Data items
------------------------------------------------

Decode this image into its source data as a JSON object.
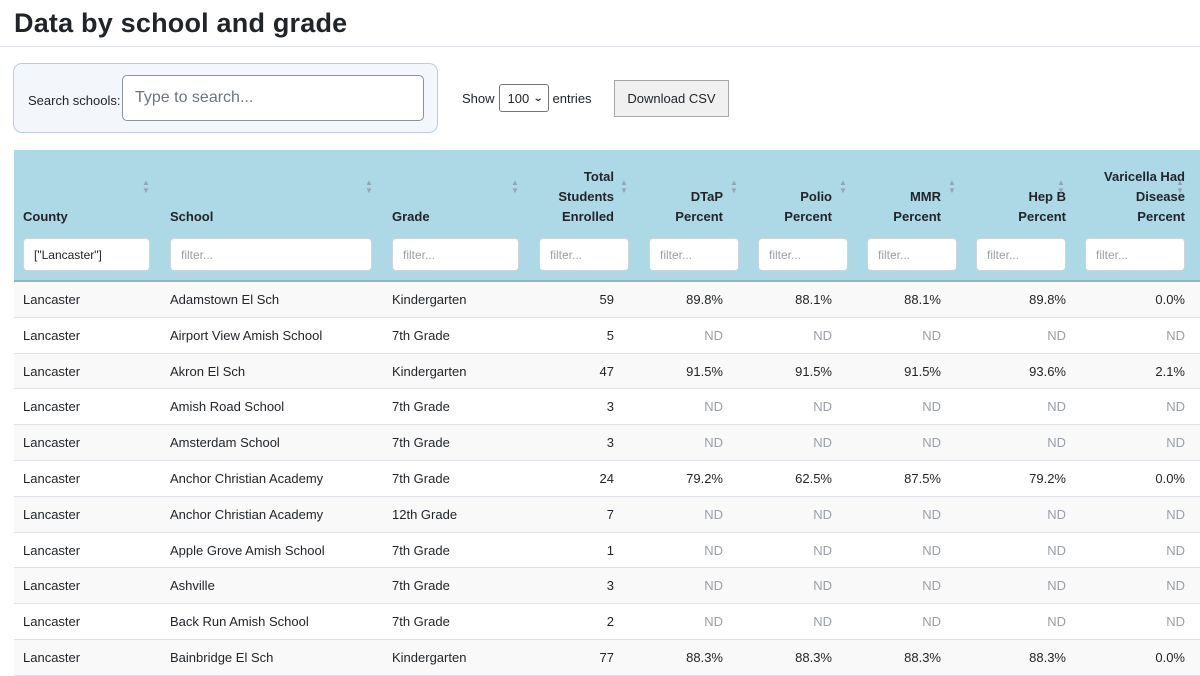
{
  "page": {
    "title": "Data by school and grade"
  },
  "search": {
    "label": "Search schools:",
    "placeholder": "Type to search..."
  },
  "length": {
    "prefix": "Show",
    "value": "100",
    "suffix": "entries"
  },
  "download": {
    "label": "Download CSV"
  },
  "table": {
    "columns": [
      {
        "key": "county",
        "lines": [
          "County"
        ],
        "align": "left",
        "filter_value": "[\"Lancaster\"]",
        "filter_placeholder": "filter..."
      },
      {
        "key": "school",
        "lines": [
          "School"
        ],
        "align": "left",
        "filter_value": "",
        "filter_placeholder": "filter..."
      },
      {
        "key": "grade",
        "lines": [
          "Grade"
        ],
        "align": "left",
        "filter_value": "",
        "filter_placeholder": "filter..."
      },
      {
        "key": "total",
        "lines": [
          "Total",
          "Students",
          "Enrolled"
        ],
        "align": "right",
        "filter_value": "",
        "filter_placeholder": "filter..."
      },
      {
        "key": "dtap",
        "lines": [
          "DTaP",
          "Percent"
        ],
        "align": "right",
        "filter_value": "",
        "filter_placeholder": "filter..."
      },
      {
        "key": "polio",
        "lines": [
          "Polio",
          "Percent"
        ],
        "align": "right",
        "filter_value": "",
        "filter_placeholder": "filter..."
      },
      {
        "key": "mmr",
        "lines": [
          "MMR",
          "Percent"
        ],
        "align": "right",
        "filter_value": "",
        "filter_placeholder": "filter..."
      },
      {
        "key": "hepb",
        "lines": [
          "Hep B",
          "Percent"
        ],
        "align": "right",
        "filter_value": "",
        "filter_placeholder": "filter..."
      },
      {
        "key": "varicella",
        "lines": [
          "Varicella Had",
          "Disease",
          "Percent"
        ],
        "align": "right",
        "filter_value": "",
        "filter_placeholder": "filter..."
      }
    ],
    "no_data_marker": "ND",
    "rows": [
      [
        "Lancaster",
        "Adamstown El Sch",
        "Kindergarten",
        "59",
        "89.8%",
        "88.1%",
        "88.1%",
        "89.8%",
        "0.0%"
      ],
      [
        "Lancaster",
        "Airport View Amish School",
        "7th Grade",
        "5",
        "ND",
        "ND",
        "ND",
        "ND",
        "ND"
      ],
      [
        "Lancaster",
        "Akron El Sch",
        "Kindergarten",
        "47",
        "91.5%",
        "91.5%",
        "91.5%",
        "93.6%",
        "2.1%"
      ],
      [
        "Lancaster",
        "Amish Road School",
        "7th Grade",
        "3",
        "ND",
        "ND",
        "ND",
        "ND",
        "ND"
      ],
      [
        "Lancaster",
        "Amsterdam School",
        "7th Grade",
        "3",
        "ND",
        "ND",
        "ND",
        "ND",
        "ND"
      ],
      [
        "Lancaster",
        "Anchor Christian Academy",
        "7th Grade",
        "24",
        "79.2%",
        "62.5%",
        "87.5%",
        "79.2%",
        "0.0%"
      ],
      [
        "Lancaster",
        "Anchor Christian Academy",
        "12th Grade",
        "7",
        "ND",
        "ND",
        "ND",
        "ND",
        "ND"
      ],
      [
        "Lancaster",
        "Apple Grove Amish School",
        "7th Grade",
        "1",
        "ND",
        "ND",
        "ND",
        "ND",
        "ND"
      ],
      [
        "Lancaster",
        "Ashville",
        "7th Grade",
        "3",
        "ND",
        "ND",
        "ND",
        "ND",
        "ND"
      ],
      [
        "Lancaster",
        "Back Run Amish School",
        "7th Grade",
        "2",
        "ND",
        "ND",
        "ND",
        "ND",
        "ND"
      ],
      [
        "Lancaster",
        "Bainbridge El Sch",
        "Kindergarten",
        "77",
        "88.3%",
        "88.3%",
        "88.3%",
        "88.3%",
        "0.0%"
      ]
    ]
  }
}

------------------------------------------------

→ **PROBLEM TO SOLVE**
Drop the images and repeat the data exactly.

→ **FULL OUTPUT**
Decode this image into its source data as a JSON object.
{
  "page": {
    "title": "Data by school and grade"
  },
  "search": {
    "label": "Search schools:",
    "placeholder": "Type to search..."
  },
  "length": {
    "prefix": "Show",
    "value": "100",
    "suffix": "entries"
  },
  "download": {
    "label": "Download CSV"
  },
  "table": {
    "columns": [
      {
        "key": "county",
        "lines": [
          "County"
        ],
        "align": "left",
        "filter_value": "[\"Lancaster\"]",
        "filter_placeholder": "filter..."
      },
      {
        "key": "school",
        "lines": [
          "School"
        ],
        "align": "left",
        "filter_value": "",
        "filter_placeholder": "filter..."
      },
      {
        "key": "grade",
        "lines": [
          "Grade"
        ],
        "align": "left",
        "filter_value": "",
        "filter_placeholder": "filter..."
      },
      {
        "key": "total",
        "lines": [
          "Total",
          "Students",
          "Enrolled"
        ],
        "align": "right",
        "filter_value": "",
        "filter_placeholder": "filter..."
      },
      {
        "key": "dtap",
        "lines": [
          "DTaP",
          "Percent"
        ],
        "align": "right",
        "filter_value": "",
        "filter_placeholder": "filter..."
      },
      {
        "key": "polio",
        "lines": [
          "Polio",
          "Percent"
        ],
        "align": "right",
        "filter_value": "",
        "filter_placeholder": "filter..."
      },
      {
        "key": "mmr",
        "lines": [
          "MMR",
          "Percent"
        ],
        "align": "right",
        "filter_value": "",
        "filter_placeholder": "filter..."
      },
      {
        "key": "hepb",
        "lines": [
          "Hep B",
          "Percent"
        ],
        "align": "right",
        "filter_value": "",
        "filter_placeholder": "filter..."
      },
      {
        "key": "varicella",
        "lines": [
          "Varicella Had",
          "Disease",
          "Percent"
        ],
        "align": "right",
        "filter_value": "",
        "filter_placeholder": "filter..."
      }
    ],
    "no_data_marker": "ND",
    "rows": [
      [
        "Lancaster",
        "Adamstown El Sch",
        "Kindergarten",
        "59",
        "89.8%",
        "88.1%",
        "88.1%",
        "89.8%",
        "0.0%"
      ],
      [
        "Lancaster",
        "Airport View Amish School",
        "7th Grade",
        "5",
        "ND",
        "ND",
        "ND",
        "ND",
        "ND"
      ],
      [
        "Lancaster",
        "Akron El Sch",
        "Kindergarten",
        "47",
        "91.5%",
        "91.5%",
        "91.5%",
        "93.6%",
        "2.1%"
      ],
      [
        "Lancaster",
        "Amish Road School",
        "7th Grade",
        "3",
        "ND",
        "ND",
        "ND",
        "ND",
        "ND"
      ],
      [
        "Lancaster",
        "Amsterdam School",
        "7th Grade",
        "3",
        "ND",
        "ND",
        "ND",
        "ND",
        "ND"
      ],
      [
        "Lancaster",
        "Anchor Christian Academy",
        "7th Grade",
        "24",
        "79.2%",
        "62.5%",
        "87.5%",
        "79.2%",
        "0.0%"
      ],
      [
        "Lancaster",
        "Anchor Christian Academy",
        "12th Grade",
        "7",
        "ND",
        "ND",
        "ND",
        "ND",
        "ND"
      ],
      [
        "Lancaster",
        "Apple Grove Amish School",
        "7th Grade",
        "1",
        "ND",
        "ND",
        "ND",
        "ND",
        "ND"
      ],
      [
        "Lancaster",
        "Ashville",
        "7th Grade",
        "3",
        "ND",
        "ND",
        "ND",
        "ND",
        "ND"
      ],
      [
        "Lancaster",
        "Back Run Amish School",
        "7th Grade",
        "2",
        "ND",
        "ND",
        "ND",
        "ND",
        "ND"
      ],
      [
        "Lancaster",
        "Bainbridge El Sch",
        "Kindergarten",
        "77",
        "88.3%",
        "88.3%",
        "88.3%",
        "88.3%",
        "0.0%"
      ]
    ]
  }
}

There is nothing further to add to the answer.